» **INSTRUCTIONS FOR THE TASK**: Identify the lines bearing the string "Estimated" and gather them.

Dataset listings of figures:
* * * *

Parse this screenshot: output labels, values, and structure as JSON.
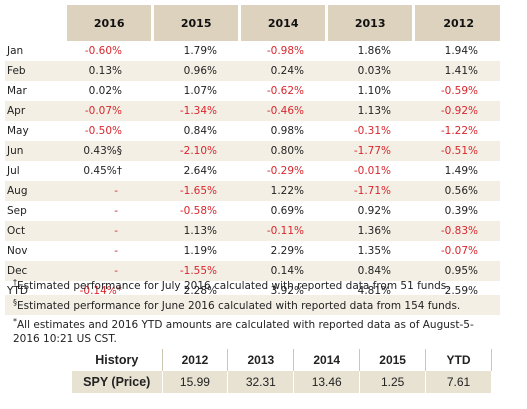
{
  "table": {
    "headers": [
      "2016",
      "2015",
      "2014",
      "2013",
      "2012"
    ],
    "rows": [
      {
        "label": "Jan",
        "values": [
          "-0.60%",
          "1.79%",
          "-0.98%",
          "1.86%",
          "1.94%"
        ]
      },
      {
        "label": "Feb",
        "values": [
          "0.13%",
          "0.96%",
          "0.24%",
          "0.03%",
          "1.41%"
        ]
      },
      {
        "label": "Mar",
        "values": [
          "0.02%",
          "1.07%",
          "-0.62%",
          "1.10%",
          "-0.59%"
        ]
      },
      {
        "label": "Apr",
        "values": [
          "-0.07%",
          "-1.34%",
          "-0.46%",
          "1.13%",
          "-0.92%"
        ]
      },
      {
        "label": "May",
        "values": [
          "-0.50%",
          "0.84%",
          "0.98%",
          "-0.31%",
          "-1.22%"
        ]
      },
      {
        "label": "Jun",
        "values": [
          "0.43%§",
          "-2.10%",
          "0.80%",
          "-1.77%",
          "-0.51%"
        ]
      },
      {
        "label": "Jul",
        "values": [
          "0.45%†",
          "2.64%",
          "-0.29%",
          "-0.01%",
          "1.49%"
        ]
      },
      {
        "label": "Aug",
        "values": [
          "-",
          "-1.65%",
          "1.22%",
          "-1.71%",
          "0.56%"
        ]
      },
      {
        "label": "Sep",
        "values": [
          "-",
          "-0.58%",
          "0.69%",
          "0.92%",
          "0.39%"
        ]
      },
      {
        "label": "Oct",
        "values": [
          "-",
          "1.13%",
          "-0.11%",
          "1.36%",
          "-0.83%"
        ]
      },
      {
        "label": "Nov",
        "values": [
          "-",
          "1.19%",
          "2.29%",
          "1.35%",
          "-0.07%"
        ]
      },
      {
        "label": "Dec",
        "values": [
          "-",
          "-1.55%",
          "0.14%",
          "0.84%",
          "0.95%"
        ]
      },
      {
        "label": "YTD",
        "values": [
          "-0.14%*",
          "2.28%",
          "3.92%",
          "4.81%",
          "2.59%"
        ]
      }
    ]
  },
  "notes": [
    {
      "mark": "†",
      "text": "Estimated performance for July 2016 calculated with reported data from 51 funds."
    },
    {
      "mark": "§",
      "text": "Estimated performance for June 2016 calculated with reported data from 154 funds."
    },
    {
      "mark": "*",
      "text": "All estimates and 2016 YTD amounts are calculated with reported data as of August-5-2016 10:21 US CST."
    }
  ],
  "history": {
    "header_label": "History",
    "columns": [
      "2012",
      "2013",
      "2014",
      "2015",
      "YTD"
    ],
    "row_label": "SPY (Price)",
    "values": [
      "15.99",
      "32.31",
      "13.46",
      "1.25",
      "7.61"
    ]
  },
  "colors": {
    "negative": "#d9262c",
    "header_bg": "#ddd2bd",
    "stripe_bg": "#f3efe5",
    "history_row_bg": "#e8e2d2"
  }
}
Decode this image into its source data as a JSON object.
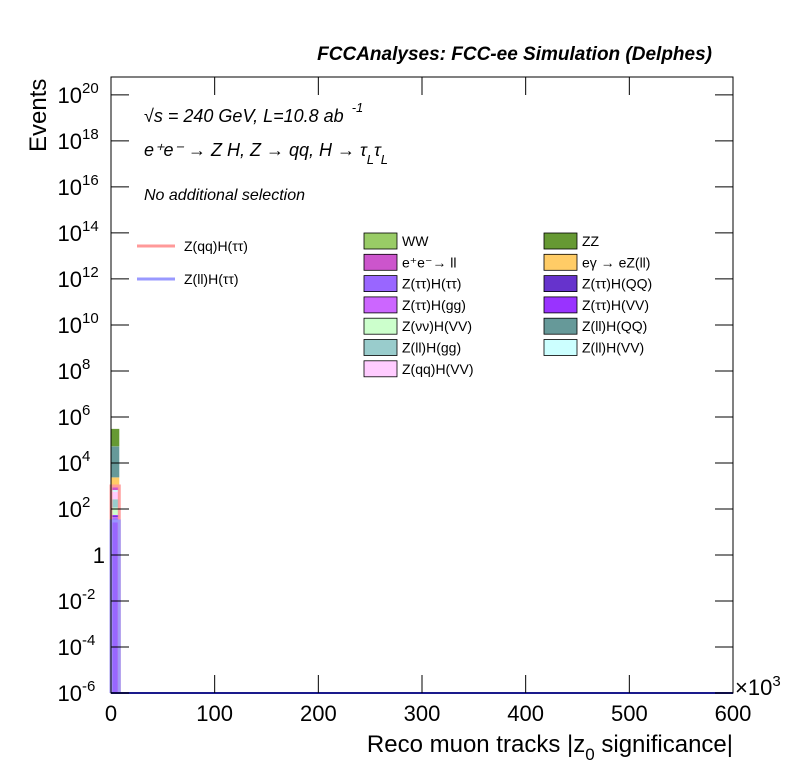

* * * *

» **EXERCISE RESULT**:
      "text": "Estimated performance for July 2016 calculated with reported data from 51 funds."
      "text": "Estimated performance for June 2016 calculated with reported data from 154 funds."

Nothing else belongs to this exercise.